Reproduce the listing below verbatim, beginning with the line that contains "Annotate this image: element" and continuing through the line that contains "x-axis-label: t [597, 1511, 610, 1547]", with both of those lines included.

───── Data ─────

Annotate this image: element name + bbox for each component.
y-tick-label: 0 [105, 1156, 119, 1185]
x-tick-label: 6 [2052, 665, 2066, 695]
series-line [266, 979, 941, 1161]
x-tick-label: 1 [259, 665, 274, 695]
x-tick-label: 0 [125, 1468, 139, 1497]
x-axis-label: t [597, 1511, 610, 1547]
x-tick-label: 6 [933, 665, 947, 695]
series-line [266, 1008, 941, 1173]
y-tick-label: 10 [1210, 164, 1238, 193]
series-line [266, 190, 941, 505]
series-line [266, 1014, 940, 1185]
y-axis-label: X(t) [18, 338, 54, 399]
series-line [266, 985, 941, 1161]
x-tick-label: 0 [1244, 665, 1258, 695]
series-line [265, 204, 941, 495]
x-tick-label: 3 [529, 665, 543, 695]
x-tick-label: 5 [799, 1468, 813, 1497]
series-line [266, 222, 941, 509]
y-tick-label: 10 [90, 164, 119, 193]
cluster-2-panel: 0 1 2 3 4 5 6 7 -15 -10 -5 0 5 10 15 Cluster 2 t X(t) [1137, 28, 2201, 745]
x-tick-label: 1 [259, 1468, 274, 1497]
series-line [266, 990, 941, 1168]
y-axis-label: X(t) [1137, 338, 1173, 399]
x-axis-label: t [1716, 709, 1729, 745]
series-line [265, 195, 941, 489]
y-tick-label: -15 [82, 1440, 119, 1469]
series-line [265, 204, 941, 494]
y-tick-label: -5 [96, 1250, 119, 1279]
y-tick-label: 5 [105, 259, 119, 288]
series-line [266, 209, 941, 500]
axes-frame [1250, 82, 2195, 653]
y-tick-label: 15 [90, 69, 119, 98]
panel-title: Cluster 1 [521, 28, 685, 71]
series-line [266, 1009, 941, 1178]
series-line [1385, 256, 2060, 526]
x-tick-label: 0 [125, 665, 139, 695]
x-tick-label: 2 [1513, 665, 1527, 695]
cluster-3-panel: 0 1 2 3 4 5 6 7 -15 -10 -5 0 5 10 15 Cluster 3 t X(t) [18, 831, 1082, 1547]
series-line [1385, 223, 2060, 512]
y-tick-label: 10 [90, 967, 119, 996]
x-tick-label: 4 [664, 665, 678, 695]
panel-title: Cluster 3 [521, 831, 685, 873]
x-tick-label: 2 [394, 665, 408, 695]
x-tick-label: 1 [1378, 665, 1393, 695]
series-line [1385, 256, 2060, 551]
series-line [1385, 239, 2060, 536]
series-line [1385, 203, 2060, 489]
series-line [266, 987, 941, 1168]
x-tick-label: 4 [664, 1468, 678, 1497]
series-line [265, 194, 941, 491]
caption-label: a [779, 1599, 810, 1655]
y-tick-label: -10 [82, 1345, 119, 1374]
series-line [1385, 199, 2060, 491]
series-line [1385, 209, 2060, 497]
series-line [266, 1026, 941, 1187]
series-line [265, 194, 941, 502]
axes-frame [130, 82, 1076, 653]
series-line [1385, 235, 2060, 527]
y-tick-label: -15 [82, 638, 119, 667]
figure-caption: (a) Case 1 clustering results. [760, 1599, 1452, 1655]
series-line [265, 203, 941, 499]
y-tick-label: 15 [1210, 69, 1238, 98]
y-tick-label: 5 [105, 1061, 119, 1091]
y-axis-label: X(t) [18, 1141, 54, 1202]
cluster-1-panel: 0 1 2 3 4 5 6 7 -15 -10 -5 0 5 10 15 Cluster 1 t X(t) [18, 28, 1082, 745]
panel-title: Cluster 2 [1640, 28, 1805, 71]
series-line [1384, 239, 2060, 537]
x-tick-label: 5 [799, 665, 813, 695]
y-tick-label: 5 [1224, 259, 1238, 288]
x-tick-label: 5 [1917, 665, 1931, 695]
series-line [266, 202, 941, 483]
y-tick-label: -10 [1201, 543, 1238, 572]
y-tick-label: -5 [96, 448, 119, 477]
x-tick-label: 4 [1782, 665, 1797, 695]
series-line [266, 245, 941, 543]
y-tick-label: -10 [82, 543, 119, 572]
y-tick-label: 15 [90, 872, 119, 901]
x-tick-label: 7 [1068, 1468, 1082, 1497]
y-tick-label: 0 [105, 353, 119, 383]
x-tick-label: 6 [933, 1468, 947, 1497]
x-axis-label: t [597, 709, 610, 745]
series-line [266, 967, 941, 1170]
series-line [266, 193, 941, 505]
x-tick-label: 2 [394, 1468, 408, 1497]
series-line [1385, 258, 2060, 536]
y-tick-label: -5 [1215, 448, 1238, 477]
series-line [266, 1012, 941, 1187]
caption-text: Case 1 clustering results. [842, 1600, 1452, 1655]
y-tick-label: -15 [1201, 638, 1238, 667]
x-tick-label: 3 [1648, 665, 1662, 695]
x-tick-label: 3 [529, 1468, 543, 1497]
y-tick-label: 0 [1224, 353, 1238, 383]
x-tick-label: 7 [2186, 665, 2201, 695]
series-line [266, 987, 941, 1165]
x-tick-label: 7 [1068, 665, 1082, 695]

─────
───── Data ─────

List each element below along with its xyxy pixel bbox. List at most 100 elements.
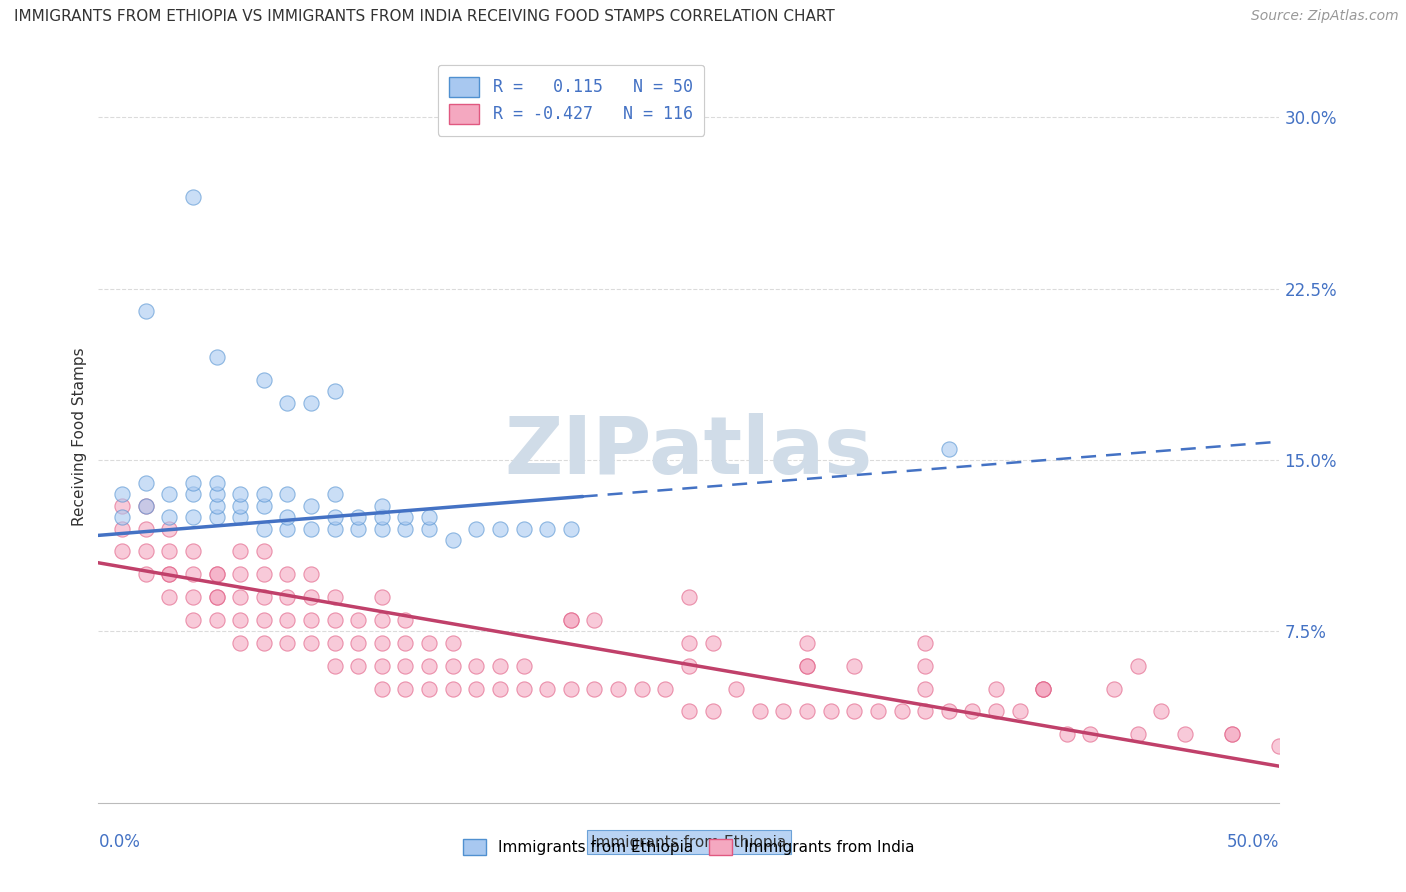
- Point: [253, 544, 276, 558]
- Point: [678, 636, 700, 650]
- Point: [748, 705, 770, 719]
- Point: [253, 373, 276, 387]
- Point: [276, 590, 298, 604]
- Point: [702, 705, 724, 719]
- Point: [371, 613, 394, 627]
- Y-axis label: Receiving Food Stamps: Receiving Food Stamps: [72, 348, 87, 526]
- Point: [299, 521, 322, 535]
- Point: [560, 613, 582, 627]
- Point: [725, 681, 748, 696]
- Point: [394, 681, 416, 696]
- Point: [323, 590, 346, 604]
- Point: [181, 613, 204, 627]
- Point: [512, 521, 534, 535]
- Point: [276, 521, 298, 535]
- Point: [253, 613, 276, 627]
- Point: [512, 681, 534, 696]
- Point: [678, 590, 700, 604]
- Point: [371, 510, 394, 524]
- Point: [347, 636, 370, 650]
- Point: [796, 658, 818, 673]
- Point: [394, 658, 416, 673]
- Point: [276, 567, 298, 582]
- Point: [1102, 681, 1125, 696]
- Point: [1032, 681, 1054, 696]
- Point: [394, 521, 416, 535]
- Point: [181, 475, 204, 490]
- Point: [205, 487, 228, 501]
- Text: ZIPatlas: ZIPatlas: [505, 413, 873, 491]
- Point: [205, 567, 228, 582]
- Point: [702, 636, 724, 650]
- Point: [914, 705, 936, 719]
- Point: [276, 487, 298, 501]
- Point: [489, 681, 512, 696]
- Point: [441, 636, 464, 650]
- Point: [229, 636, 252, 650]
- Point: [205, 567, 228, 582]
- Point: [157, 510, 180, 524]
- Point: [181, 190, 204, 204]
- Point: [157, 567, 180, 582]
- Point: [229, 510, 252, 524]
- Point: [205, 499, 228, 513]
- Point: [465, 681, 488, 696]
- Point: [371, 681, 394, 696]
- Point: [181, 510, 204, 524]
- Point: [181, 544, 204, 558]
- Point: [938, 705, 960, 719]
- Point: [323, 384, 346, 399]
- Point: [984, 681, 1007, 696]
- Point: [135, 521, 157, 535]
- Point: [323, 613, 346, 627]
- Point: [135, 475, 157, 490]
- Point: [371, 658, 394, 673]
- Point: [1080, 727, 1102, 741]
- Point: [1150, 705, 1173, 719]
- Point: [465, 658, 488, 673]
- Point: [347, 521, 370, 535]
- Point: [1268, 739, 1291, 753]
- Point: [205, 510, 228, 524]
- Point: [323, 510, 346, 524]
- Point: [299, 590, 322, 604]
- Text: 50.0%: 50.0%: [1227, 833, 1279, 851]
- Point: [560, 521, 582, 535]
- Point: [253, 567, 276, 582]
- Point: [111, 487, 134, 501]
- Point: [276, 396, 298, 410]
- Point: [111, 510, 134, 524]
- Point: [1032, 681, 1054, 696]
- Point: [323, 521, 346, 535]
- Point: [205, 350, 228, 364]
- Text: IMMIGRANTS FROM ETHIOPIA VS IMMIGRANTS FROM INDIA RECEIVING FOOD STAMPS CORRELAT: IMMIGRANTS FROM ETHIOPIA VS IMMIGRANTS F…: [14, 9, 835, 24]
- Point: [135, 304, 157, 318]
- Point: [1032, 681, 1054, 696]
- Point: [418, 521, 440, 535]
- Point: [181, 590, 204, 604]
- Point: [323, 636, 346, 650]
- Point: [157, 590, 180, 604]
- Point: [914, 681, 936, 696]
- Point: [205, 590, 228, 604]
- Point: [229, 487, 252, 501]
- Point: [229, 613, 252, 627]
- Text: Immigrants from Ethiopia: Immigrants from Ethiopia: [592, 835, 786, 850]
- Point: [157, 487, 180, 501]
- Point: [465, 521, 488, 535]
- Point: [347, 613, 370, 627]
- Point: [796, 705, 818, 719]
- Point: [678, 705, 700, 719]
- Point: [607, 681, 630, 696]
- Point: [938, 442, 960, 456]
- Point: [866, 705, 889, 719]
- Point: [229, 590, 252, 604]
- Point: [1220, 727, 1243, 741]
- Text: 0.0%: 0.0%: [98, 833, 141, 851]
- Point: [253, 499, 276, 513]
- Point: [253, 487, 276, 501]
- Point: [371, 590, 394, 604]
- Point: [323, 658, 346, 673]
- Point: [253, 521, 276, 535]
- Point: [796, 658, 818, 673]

─────

*Written answer*
Annotate this image: element name + bbox for each component.
y-tick-label: 0 [105, 1156, 119, 1185]
x-tick-label: 6 [2052, 665, 2066, 695]
series-line [266, 979, 941, 1161]
x-tick-label: 1 [259, 665, 274, 695]
x-tick-label: 0 [125, 1468, 139, 1497]
x-axis-label: t [597, 1511, 610, 1547]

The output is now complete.